Where a line of the material contains the string "After", copy that line.

Rows from a figure dataset
+++++

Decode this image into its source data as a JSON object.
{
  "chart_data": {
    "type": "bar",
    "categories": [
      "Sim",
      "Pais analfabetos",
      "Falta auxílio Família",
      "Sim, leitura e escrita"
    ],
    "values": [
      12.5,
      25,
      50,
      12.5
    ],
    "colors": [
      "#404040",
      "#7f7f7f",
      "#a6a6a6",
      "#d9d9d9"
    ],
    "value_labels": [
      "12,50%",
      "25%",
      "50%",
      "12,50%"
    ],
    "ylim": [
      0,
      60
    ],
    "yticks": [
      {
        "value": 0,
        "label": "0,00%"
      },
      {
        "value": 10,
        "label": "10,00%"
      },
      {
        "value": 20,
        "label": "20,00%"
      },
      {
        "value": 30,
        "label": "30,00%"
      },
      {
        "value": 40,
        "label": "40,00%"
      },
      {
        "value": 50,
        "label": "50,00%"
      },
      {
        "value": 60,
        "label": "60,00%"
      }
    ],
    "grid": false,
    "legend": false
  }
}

+++++

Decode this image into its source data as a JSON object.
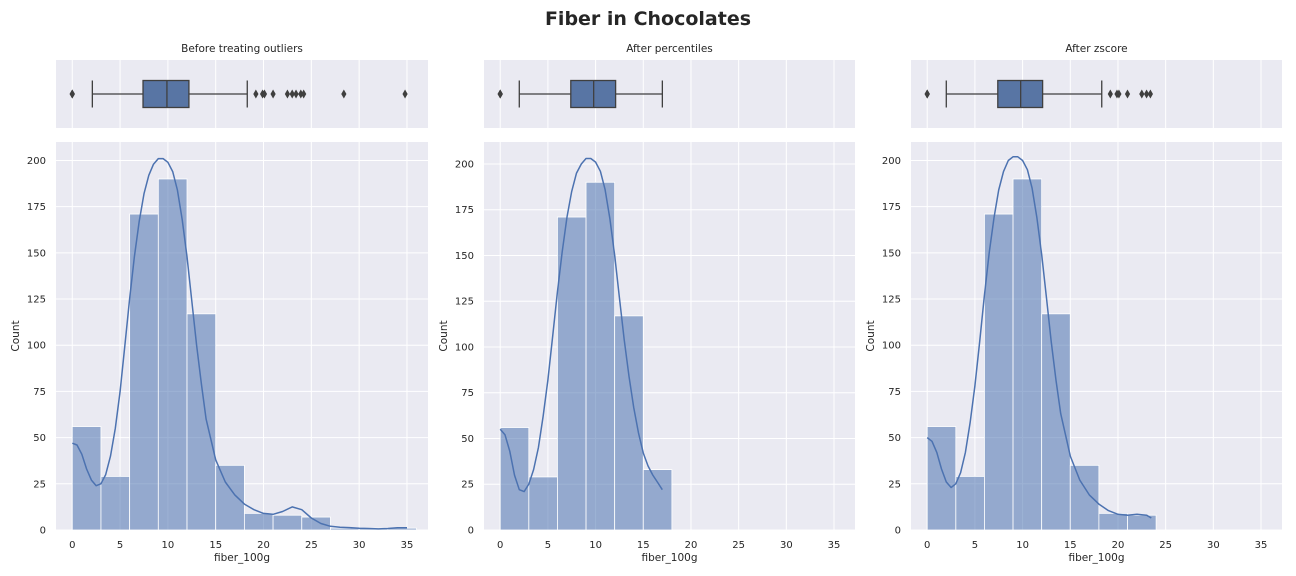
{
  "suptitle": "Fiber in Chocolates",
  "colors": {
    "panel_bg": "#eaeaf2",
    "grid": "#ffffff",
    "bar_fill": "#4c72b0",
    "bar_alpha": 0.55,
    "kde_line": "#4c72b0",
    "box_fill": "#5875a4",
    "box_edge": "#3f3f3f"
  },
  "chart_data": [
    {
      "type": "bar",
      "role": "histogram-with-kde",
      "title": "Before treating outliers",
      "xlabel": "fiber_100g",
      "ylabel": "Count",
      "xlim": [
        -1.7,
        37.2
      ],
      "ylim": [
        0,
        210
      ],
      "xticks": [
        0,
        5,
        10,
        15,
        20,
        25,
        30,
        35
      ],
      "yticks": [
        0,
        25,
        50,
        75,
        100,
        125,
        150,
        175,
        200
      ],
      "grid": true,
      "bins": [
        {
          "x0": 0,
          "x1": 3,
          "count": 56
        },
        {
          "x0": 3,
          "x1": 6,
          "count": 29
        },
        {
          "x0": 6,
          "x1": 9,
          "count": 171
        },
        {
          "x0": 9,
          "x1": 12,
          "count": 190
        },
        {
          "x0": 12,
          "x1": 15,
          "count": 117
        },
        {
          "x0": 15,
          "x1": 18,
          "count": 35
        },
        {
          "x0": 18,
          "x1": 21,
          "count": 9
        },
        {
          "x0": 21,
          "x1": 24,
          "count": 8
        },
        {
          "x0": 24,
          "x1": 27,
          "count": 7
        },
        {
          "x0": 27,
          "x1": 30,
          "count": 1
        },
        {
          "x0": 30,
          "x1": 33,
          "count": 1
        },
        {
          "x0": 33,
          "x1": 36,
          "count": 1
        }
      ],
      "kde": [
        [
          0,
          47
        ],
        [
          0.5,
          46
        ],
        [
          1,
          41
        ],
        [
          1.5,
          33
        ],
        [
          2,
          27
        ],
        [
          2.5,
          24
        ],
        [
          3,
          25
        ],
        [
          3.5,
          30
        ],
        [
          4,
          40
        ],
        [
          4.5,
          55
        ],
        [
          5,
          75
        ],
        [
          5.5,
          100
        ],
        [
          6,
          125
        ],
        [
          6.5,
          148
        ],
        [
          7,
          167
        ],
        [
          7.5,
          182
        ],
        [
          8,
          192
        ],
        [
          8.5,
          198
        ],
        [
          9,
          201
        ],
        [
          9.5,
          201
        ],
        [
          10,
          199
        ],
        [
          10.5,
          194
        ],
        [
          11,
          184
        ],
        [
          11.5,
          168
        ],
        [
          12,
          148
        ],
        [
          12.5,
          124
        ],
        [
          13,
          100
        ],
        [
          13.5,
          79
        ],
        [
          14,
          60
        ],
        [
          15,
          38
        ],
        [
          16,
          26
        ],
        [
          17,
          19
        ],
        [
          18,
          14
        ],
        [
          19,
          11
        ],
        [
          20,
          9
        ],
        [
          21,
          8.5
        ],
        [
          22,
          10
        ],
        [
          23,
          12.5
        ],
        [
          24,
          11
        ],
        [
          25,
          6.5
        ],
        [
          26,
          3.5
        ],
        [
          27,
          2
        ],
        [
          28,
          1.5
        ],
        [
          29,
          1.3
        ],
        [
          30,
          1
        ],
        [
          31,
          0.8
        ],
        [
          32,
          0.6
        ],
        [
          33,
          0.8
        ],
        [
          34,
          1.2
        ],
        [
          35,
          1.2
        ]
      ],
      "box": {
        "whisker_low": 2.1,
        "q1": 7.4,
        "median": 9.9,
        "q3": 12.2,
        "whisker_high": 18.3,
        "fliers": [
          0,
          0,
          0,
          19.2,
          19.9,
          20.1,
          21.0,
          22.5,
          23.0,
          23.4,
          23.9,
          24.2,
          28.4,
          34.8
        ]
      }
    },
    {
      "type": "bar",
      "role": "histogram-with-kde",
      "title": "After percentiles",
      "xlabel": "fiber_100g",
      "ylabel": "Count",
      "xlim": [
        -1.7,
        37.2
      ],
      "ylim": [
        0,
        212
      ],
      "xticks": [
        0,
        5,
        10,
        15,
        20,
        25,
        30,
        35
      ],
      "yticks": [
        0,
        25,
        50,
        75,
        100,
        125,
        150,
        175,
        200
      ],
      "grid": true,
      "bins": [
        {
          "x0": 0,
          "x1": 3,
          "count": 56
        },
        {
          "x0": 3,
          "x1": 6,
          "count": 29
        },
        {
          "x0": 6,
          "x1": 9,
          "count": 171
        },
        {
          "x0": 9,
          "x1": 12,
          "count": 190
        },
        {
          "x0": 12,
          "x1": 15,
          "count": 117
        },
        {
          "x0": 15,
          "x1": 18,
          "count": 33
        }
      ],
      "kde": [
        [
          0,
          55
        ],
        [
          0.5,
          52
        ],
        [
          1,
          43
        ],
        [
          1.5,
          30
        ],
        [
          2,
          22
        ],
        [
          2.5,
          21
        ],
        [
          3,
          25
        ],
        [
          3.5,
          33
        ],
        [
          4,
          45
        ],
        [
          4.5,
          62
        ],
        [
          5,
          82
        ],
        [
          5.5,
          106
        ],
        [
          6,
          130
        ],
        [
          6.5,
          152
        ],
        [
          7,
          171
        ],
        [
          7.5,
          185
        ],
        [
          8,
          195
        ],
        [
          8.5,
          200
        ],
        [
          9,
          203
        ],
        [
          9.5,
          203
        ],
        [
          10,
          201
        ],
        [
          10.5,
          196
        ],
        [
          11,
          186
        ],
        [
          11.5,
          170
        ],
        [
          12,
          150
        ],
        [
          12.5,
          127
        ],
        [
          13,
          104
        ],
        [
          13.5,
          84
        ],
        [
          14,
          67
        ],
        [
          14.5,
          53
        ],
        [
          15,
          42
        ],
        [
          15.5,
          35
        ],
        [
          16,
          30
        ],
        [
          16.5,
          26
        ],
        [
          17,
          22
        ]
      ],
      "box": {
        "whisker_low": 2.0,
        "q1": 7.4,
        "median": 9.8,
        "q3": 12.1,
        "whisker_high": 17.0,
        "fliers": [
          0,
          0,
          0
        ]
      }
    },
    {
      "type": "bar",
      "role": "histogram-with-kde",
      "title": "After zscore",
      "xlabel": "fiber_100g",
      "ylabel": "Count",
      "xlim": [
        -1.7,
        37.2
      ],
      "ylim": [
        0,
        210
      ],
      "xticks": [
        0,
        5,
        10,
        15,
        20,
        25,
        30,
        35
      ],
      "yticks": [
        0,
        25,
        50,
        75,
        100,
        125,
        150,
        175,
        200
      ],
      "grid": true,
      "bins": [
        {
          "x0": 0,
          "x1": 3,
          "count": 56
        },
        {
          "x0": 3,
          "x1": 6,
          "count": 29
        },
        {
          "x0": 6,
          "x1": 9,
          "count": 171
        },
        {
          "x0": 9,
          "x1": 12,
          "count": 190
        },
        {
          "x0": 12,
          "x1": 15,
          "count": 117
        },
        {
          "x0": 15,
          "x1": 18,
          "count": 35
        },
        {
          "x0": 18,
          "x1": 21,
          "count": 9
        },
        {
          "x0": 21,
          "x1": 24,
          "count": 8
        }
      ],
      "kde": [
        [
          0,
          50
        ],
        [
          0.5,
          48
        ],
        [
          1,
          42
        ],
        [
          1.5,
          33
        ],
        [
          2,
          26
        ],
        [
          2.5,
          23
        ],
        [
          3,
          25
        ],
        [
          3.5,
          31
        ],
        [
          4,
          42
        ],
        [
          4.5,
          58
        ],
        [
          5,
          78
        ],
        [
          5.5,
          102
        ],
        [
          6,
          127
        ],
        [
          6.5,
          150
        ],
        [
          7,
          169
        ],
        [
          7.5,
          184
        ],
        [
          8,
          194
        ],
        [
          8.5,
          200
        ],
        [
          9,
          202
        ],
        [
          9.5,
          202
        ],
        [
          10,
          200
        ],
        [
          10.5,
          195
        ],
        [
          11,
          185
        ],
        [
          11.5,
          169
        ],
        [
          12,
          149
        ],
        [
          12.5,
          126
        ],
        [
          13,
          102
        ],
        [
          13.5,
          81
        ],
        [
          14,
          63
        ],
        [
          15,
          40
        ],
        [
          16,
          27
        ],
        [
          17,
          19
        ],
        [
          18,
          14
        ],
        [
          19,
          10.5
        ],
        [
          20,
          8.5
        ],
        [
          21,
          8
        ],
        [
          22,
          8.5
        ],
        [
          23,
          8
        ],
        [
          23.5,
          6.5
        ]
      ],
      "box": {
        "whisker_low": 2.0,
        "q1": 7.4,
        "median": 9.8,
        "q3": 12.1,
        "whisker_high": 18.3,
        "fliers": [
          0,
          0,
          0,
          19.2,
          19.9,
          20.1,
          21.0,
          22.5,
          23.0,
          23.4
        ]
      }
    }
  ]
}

+++++

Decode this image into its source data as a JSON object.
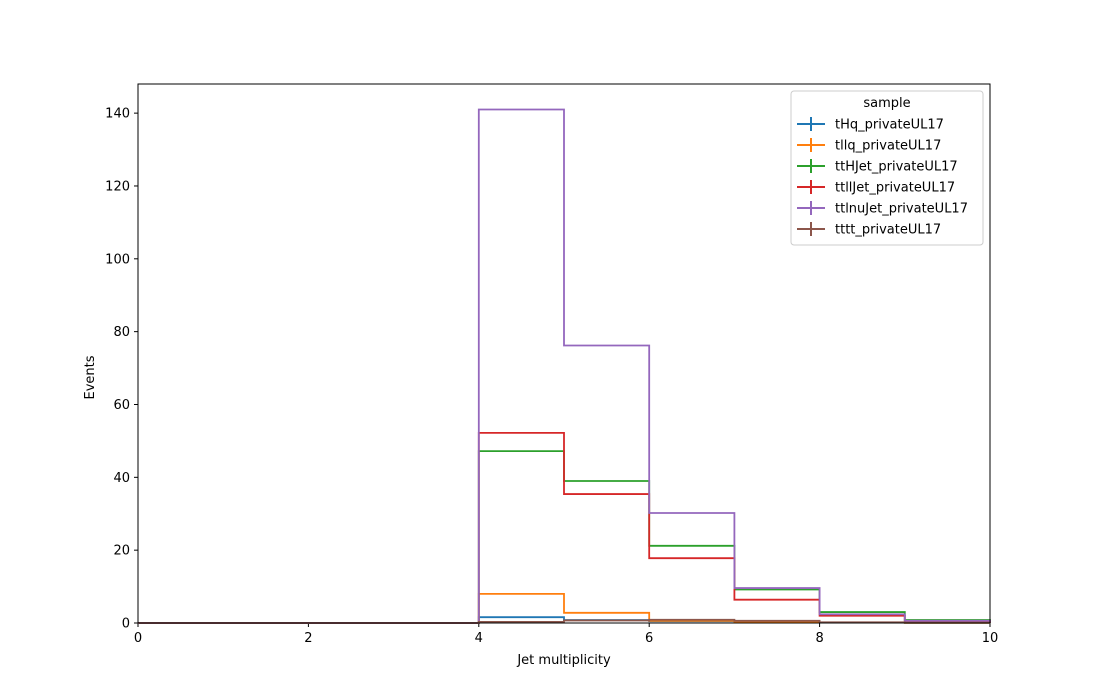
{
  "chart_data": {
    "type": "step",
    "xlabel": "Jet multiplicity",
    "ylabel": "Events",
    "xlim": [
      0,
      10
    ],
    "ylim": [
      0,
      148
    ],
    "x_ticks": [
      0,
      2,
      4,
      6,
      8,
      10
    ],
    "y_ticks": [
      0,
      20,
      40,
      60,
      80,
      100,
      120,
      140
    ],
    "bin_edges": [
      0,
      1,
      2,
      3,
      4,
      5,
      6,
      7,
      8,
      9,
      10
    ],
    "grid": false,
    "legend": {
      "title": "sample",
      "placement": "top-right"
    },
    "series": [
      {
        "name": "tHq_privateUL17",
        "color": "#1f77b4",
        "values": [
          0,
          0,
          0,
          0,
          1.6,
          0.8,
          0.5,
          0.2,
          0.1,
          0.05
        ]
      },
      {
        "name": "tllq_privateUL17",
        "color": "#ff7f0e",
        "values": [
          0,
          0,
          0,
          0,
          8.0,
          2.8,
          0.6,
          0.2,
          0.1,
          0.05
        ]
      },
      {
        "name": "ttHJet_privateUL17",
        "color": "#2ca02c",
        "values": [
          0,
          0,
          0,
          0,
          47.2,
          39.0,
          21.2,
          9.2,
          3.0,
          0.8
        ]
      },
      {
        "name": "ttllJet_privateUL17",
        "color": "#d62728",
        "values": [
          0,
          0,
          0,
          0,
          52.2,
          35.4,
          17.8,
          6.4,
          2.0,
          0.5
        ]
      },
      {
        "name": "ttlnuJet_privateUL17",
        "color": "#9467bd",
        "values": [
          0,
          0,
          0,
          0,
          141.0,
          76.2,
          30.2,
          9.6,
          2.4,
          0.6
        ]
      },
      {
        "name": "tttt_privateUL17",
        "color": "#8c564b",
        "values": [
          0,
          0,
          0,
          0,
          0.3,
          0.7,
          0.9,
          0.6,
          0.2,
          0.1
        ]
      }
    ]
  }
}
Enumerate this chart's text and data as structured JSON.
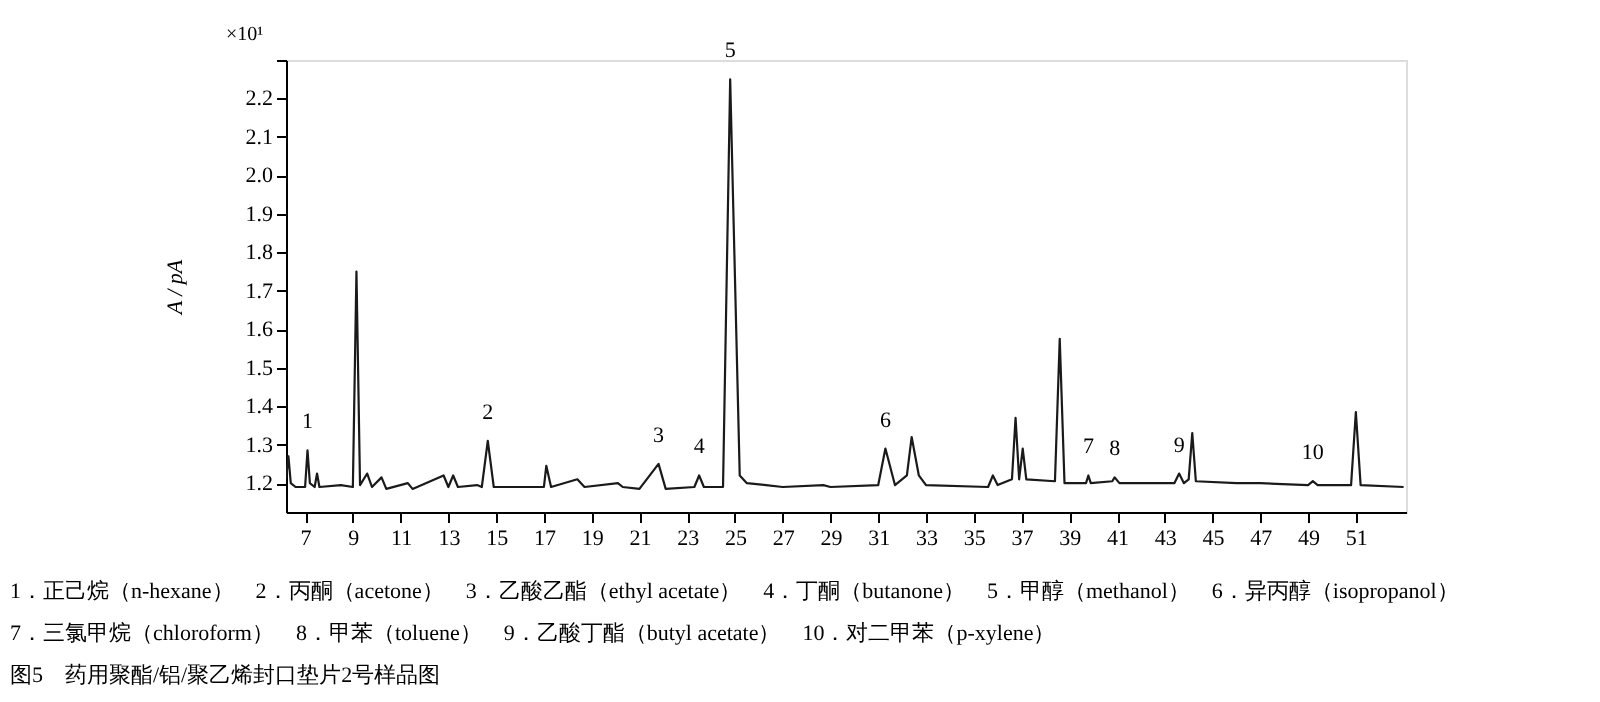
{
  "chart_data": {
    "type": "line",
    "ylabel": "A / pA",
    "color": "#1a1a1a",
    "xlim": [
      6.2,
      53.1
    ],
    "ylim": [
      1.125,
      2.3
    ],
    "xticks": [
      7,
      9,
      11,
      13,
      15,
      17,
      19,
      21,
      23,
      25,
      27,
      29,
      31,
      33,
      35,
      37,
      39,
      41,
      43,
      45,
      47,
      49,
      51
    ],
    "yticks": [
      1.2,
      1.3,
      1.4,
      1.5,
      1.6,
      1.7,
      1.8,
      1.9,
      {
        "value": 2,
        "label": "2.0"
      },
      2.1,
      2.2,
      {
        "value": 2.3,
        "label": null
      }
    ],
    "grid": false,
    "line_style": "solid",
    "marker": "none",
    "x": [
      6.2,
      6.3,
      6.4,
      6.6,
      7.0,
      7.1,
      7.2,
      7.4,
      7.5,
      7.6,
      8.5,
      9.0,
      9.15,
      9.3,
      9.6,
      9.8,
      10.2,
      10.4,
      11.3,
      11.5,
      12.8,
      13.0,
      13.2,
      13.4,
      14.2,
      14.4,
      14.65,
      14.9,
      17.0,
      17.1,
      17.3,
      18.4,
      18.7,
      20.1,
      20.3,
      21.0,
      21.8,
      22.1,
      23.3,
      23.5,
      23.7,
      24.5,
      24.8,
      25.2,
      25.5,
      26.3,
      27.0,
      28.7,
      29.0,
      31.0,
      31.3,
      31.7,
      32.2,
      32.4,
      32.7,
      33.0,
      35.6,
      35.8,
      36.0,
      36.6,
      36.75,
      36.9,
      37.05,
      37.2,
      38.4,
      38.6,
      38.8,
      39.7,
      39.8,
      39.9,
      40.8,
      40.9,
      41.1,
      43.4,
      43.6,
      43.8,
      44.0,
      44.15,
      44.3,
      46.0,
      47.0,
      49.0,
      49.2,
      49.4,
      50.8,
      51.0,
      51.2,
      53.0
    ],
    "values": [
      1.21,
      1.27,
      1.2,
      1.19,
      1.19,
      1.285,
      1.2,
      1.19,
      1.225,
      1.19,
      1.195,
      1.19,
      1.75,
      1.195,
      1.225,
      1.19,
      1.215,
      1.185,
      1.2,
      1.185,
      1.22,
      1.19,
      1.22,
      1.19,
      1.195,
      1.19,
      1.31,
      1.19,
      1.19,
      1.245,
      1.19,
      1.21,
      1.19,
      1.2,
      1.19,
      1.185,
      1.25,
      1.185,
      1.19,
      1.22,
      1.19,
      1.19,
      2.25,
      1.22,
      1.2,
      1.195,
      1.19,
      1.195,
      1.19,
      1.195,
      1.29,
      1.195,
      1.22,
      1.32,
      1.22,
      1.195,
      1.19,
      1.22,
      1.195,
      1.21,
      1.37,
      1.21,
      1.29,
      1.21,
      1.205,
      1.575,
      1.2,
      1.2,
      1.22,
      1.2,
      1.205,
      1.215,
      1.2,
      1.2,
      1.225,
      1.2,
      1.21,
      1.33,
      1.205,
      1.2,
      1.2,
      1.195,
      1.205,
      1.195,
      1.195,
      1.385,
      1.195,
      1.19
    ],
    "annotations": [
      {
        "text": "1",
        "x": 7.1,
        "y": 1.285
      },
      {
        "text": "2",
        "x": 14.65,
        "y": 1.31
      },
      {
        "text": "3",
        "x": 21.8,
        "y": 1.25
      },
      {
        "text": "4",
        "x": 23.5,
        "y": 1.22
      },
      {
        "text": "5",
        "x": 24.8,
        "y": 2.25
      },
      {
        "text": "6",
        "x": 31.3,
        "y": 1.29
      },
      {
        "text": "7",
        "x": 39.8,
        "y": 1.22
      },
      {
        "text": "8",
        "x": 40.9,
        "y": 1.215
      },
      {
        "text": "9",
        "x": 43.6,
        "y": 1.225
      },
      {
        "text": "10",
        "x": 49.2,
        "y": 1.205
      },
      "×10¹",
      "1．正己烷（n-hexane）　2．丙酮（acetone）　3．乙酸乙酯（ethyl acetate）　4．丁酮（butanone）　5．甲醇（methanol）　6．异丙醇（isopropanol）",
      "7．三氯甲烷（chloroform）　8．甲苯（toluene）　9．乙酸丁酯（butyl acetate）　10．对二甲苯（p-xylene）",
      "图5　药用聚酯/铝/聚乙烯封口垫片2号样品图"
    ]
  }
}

+++++

*Output below*.
      "title": "After percentiles",
      "title": "After zscore",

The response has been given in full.